▶ TASK REQUIREMENTS: Below are some entries. Output each one exactly as it appears.

Figure data in JSON:
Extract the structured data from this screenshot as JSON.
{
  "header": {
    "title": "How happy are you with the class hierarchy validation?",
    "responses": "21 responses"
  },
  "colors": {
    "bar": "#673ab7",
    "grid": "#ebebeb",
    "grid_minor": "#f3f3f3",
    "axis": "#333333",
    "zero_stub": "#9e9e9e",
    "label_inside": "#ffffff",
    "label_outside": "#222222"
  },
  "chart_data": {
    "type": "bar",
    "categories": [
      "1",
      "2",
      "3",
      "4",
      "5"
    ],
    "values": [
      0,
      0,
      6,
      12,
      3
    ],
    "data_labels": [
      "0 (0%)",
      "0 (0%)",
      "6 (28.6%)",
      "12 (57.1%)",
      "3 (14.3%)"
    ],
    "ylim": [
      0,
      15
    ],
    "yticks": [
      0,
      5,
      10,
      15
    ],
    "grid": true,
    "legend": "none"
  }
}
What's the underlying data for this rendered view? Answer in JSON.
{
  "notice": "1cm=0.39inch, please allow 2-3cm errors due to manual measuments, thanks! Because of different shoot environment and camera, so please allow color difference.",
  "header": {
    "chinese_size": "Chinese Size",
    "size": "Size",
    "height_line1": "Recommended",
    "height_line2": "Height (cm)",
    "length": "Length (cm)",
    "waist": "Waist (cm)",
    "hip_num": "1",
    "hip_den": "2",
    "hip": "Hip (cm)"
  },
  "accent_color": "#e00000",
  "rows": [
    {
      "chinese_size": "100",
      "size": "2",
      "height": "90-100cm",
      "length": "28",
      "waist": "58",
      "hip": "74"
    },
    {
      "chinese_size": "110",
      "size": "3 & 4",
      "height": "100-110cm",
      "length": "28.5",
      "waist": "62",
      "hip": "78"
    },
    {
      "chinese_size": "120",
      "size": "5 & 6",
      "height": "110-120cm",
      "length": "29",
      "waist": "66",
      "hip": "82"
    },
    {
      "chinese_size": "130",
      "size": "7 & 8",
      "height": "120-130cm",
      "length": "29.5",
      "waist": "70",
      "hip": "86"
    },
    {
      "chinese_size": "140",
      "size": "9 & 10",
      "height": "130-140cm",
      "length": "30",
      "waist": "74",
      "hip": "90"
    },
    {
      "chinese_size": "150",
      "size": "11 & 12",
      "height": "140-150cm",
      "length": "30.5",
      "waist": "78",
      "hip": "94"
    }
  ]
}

▶ TASK OUTPUT:
Extract the structured data from this screenshot as JSON.
{
  "header": {
    "title": "How happy are you with the class hierarchy validation?",
    "responses": "21 responses"
  },
  "colors": {
    "bar": "#673ab7",
    "grid": "#ebebeb",
    "grid_minor": "#f3f3f3",
    "axis": "#333333",
    "zero_stub": "#9e9e9e",
    "label_inside": "#ffffff",
    "label_outside": "#222222"
  },
  "chart_data": {
    "type": "bar",
    "categories": [
      "1",
      "2",
      "3",
      "4",
      "5"
    ],
    "values": [
      0,
      0,
      6,
      12,
      3
    ],
    "data_labels": [
      "0 (0%)",
      "0 (0%)",
      "6 (28.6%)",
      "12 (57.1%)",
      "3 (14.3%)"
    ],
    "ylim": [
      0,
      15
    ],
    "yticks": [
      0,
      5,
      10,
      15
    ],
    "grid": true,
    "legend": "none"
  }
}
What's the underlying data for this rendered view? Answer in JSON.
{
  "notice": "1cm=0.39inch, please allow 2-3cm errors due to manual measuments, thanks! Because of different shoot environment and camera, so please allow color difference.",
  "header": {
    "chinese_size": "Chinese Size",
    "size": "Size",
    "height_line1": "Recommended",
    "height_line2": "Height (cm)",
    "length": "Length (cm)",
    "waist": "Waist (cm)",
    "hip_num": "1",
    "hip_den": "2",
    "hip": "Hip (cm)"
  },
  "accent_color": "#e00000",
  "rows": [
    {
      "chinese_size": "100",
      "size": "2",
      "height": "90-100cm",
      "length": "28",
      "waist": "58",
      "hip": "74"
    },
    {
      "chinese_size": "110",
      "size": "3 & 4",
      "height": "100-110cm",
      "length": "28.5",
      "waist": "62",
      "hip": "78"
    },
    {
      "chinese_size": "120",
      "size": "5 & 6",
      "height": "110-120cm",
      "length": "29",
      "waist": "66",
      "hip": "82"
    },
    {
      "chinese_size": "130",
      "size": "7 & 8",
      "height": "120-130cm",
      "length": "29.5",
      "waist": "70",
      "hip": "86"
    },
    {
      "chinese_size": "140",
      "size": "9 & 10",
      "height": "130-140cm",
      "length": "30",
      "waist": "74",
      "hip": "90"
    },
    {
      "chinese_size": "150",
      "size": "11 & 12",
      "height": "140-150cm",
      "length": "30.5",
      "waist": "78",
      "hip": "94"
    }
  ]
}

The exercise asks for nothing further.